● DATASET:
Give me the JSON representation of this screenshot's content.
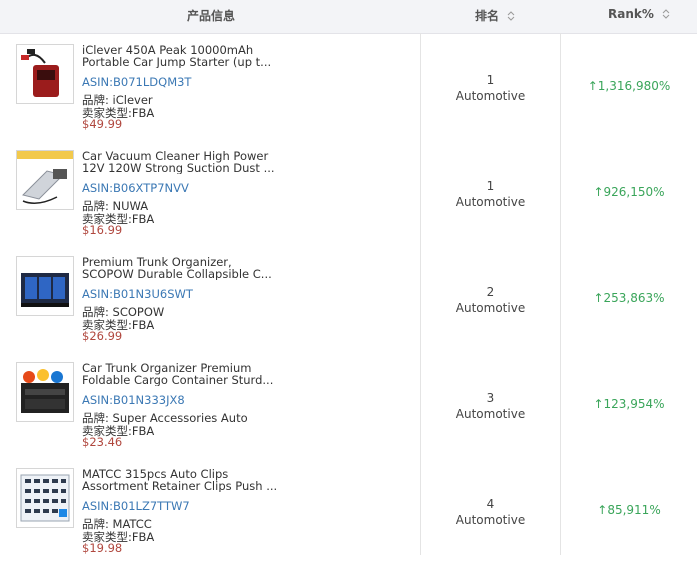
{
  "header": {
    "product": "产品信息",
    "rank": "排名",
    "rank_pct": "Rank%"
  },
  "colors": {
    "rank_up": "#3aa55a",
    "asin": "#3b78b4",
    "price": "#b0473e"
  },
  "rows": [
    {
      "title": "iClever 450A Peak 10000mAh Portable Car Jump Starter (up t...",
      "asin": "ASIN:B071LDQM3T",
      "brand": "品牌: iClever",
      "seller": "卖家类型:FBA",
      "price": "$49.99",
      "rank": "1",
      "category": "Automotive",
      "arrow": "↑",
      "rank_pct": "1,316,980%",
      "image": "jump-starter-image"
    },
    {
      "title": "Car Vacuum Cleaner High Power 12V 120W Strong Suction Dust ...",
      "asin": "ASIN:B06XTP7NVV",
      "brand": "品牌: NUWA",
      "seller": "卖家类型:FBA",
      "price": "$16.99",
      "rank": "1",
      "category": "Automotive",
      "arrow": "↑",
      "rank_pct": "926,150%",
      "image": "car-vacuum-image"
    },
    {
      "title": "Premium Trunk Organizer, SCOPOW Durable Collapsible C...",
      "asin": "ASIN:B01N3U6SWT",
      "brand": "品牌: SCOPOW",
      "seller": "卖家类型:FBA",
      "price": "$26.99",
      "rank": "2",
      "category": "Automotive",
      "arrow": "↑",
      "rank_pct": "253,863%",
      "image": "trunk-organizer-image"
    },
    {
      "title": "Car Trunk Organizer Premium Foldable Cargo Container Sturd...",
      "asin": "ASIN:B01N333JX8",
      "brand": "品牌: Super Accessories Auto",
      "seller": "卖家类型:FBA",
      "price": "$23.46",
      "rank": "3",
      "category": "Automotive",
      "arrow": "↑",
      "rank_pct": "123,954%",
      "image": "cargo-container-image"
    },
    {
      "title": "MATCC 315pcs Auto Clips Assortment Retainer Clips Push ...",
      "asin": "ASIN:B01LZ7TTW7",
      "brand": "品牌: MATCC",
      "seller": "卖家类型:FBA",
      "price": "$19.98",
      "rank": "4",
      "category": "Automotive",
      "arrow": "↑",
      "rank_pct": "85,911%",
      "image": "auto-clips-image"
    }
  ]
}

● SET EXERCISE: Find and copy each line above that includes the string "brand".

● RESPONSE:
      "brand": "品牌: iClever",
      "brand": "品牌: NUWA",
      "brand": "品牌: SCOPOW",
      "brand": "品牌: Super Accessories Auto",
      "brand": "品牌: MATCC",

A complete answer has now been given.